(Stored entries)
════════
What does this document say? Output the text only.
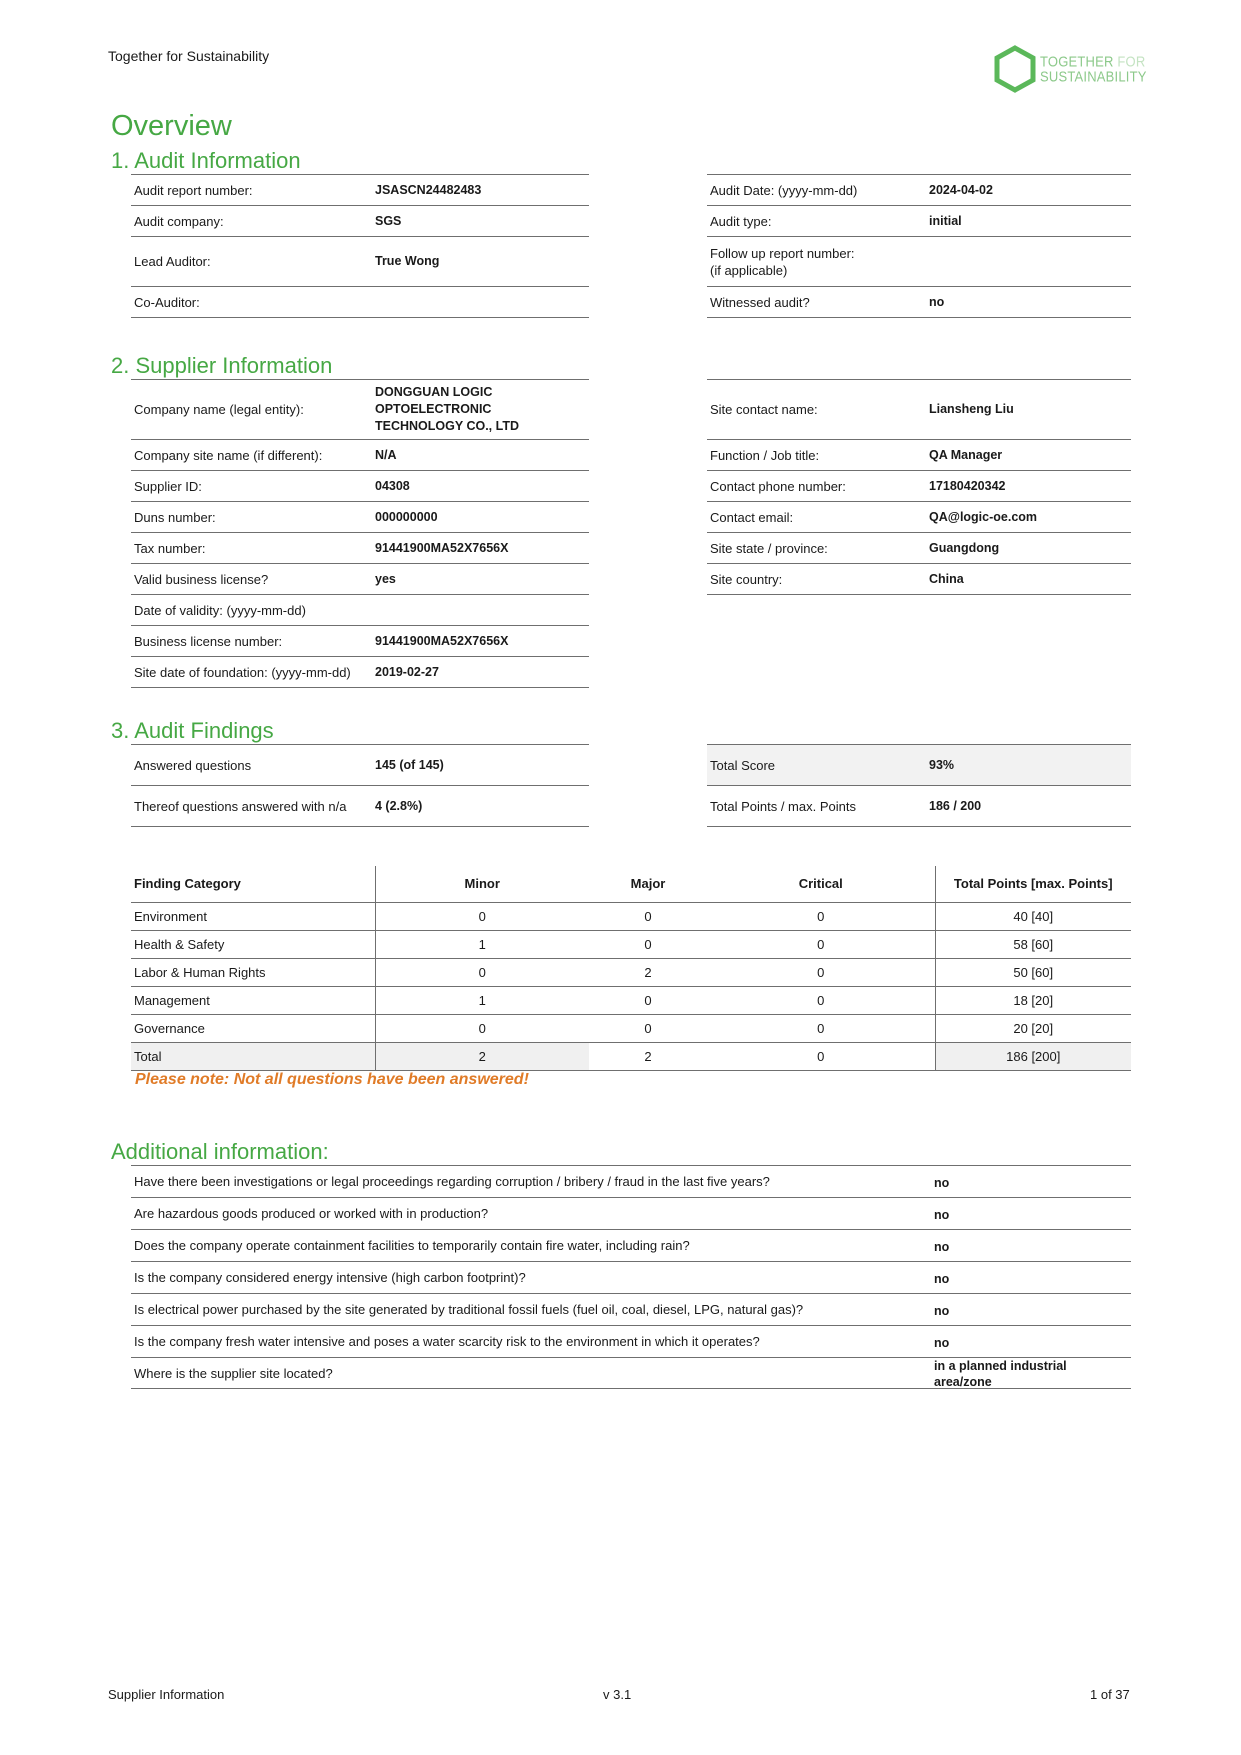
Together for Sustainability	TOGETHER FOR
SUSTAINABILITY
Overview
1. Audit Information
Audit report number:	JSASCN24482483
Audit company:	SGS
Lead Auditor:	True Wong
Co-Auditor:
Audit Date: (yyyy-mm-dd)	2024-04-02
Audit type:	initial
Follow up report number:
(if applicable)
Witnessed audit?	no
2. Supplier Information
Company name (legal entity):
DONGGUAN LOGIC
OPTOELECTRONIC
TECHNOLOGY CO., LTD
Company site name (if different):	N/A
Supplier ID:	04308
Duns number:	000000000
Tax number:	91441900MA52X7656X
Valid business license?	yes
Date of validity: (yyyy-mm-dd)
Business license number:	91441900MA52X7656X
Site date of foundation: (yyyy-mm-dd)	2019-02-27
Site contact name:	Liansheng Liu
Function / Job title:	QA Manager
Contact phone number:	17180420342
Contact email:	QA@logic-oe.com
Site state / province:	Guangdong
Site country:	China
3. Audit Findings
Answered questions	145 (of 145)
Thereof questions answered with n/a	4 (2.8%)
Total Score	93%
Total Points / max. Points	186 / 200
Finding Category	Minor	Major	Critical	Total Points [max. Points]
Environment	0	0	0	40 [40]
Health & Safety	1	0	0	58 [60]
Labor & Human Rights	0	2	0	50 [60]
Management	1	0	0	18 [20]
Governance	0	0	0	20 [20]
Total	2	2	0	186 [200]
Please note: Not all questions have been answered!
Additional information:
Have there been investigations or legal proceedings regarding corruption / bribery / fraud in the last five years?	no
Are hazardous goods produced or worked with in production?	no
Does the company operate containment facilities to temporarily contain fire water, including rain?	no
Is the company considered energy intensive (high carbon footprint)?	no
Is electrical power purchased by the site generated by traditional fossil fuels (fuel oil, coal, diesel, LPG, natural gas)?	no
Is the company fresh water intensive and poses a water scarcity risk to the environment in which it operates?	no
Where is the supplier site located?	in a planned industrial
area/zone
Supplier Information	v 3.1	1 of 37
════════
* [Directive]: Leave out the pictures and return every record word for word.

* [Finished answer]:
What does this document say? Output the text only.
Together for Sustainability	TOGETHER FOR
SUSTAINABILITY
Overview
1. Audit Information
Audit report number:	JSASCN24482483
Audit company:	SGS
Lead Auditor:	True Wong
Co-Auditor:
Audit Date: (yyyy-mm-dd)	2024-04-02
Audit type:	initial
Follow up report number:
(if applicable)
Witnessed audit?	no
2. Supplier Information
Company name (legal entity):
DONGGUAN LOGIC
OPTOELECTRONIC
TECHNOLOGY CO., LTD
Company site name (if different):	N/A
Supplier ID:	04308
Duns number:	000000000
Tax number:	91441900MA52X7656X
Valid business license?	yes
Date of validity: (yyyy-mm-dd)
Business license number:	91441900MA52X7656X
Site date of foundation: (yyyy-mm-dd)	2019-02-27
Site contact name:	Liansheng Liu
Function / Job title:	QA Manager
Contact phone number:	17180420342
Contact email:	QA@logic-oe.com
Site state / province:	Guangdong
Site country:	China
3. Audit Findings
Answered questions	145 (of 145)
Thereof questions answered with n/a	4 (2.8%)
Total Score	93%
Total Points / max. Points	186 / 200
Finding Category	Minor	Major	Critical	Total Points [max. Points]
Environment	0	0	0	40 [40]
Health & Safety	1	0	0	58 [60]
Labor & Human Rights	0	2	0	50 [60]
Management	1	0	0	18 [20]
Governance	0	0	0	20 [20]
Total	2	2	0	186 [200]
Please note: Not all questions have been answered!
Additional information:
Have there been investigations or legal proceedings regarding corruption / bribery / fraud in the last five years?	no
Are hazardous goods produced or worked with in production?	no
Does the company operate containment facilities to temporarily contain fire water, including rain?	no
Is the company considered energy intensive (high carbon footprint)?	no
Is electrical power purchased by the site generated by traditional fossil fuels (fuel oil, coal, diesel, LPG, natural gas)?	no
Is the company fresh water intensive and poses a water scarcity risk to the environment in which it operates?	no
Where is the supplier site located?	in a planned industrial
area/zone
Supplier Information	v 3.1	1 of 37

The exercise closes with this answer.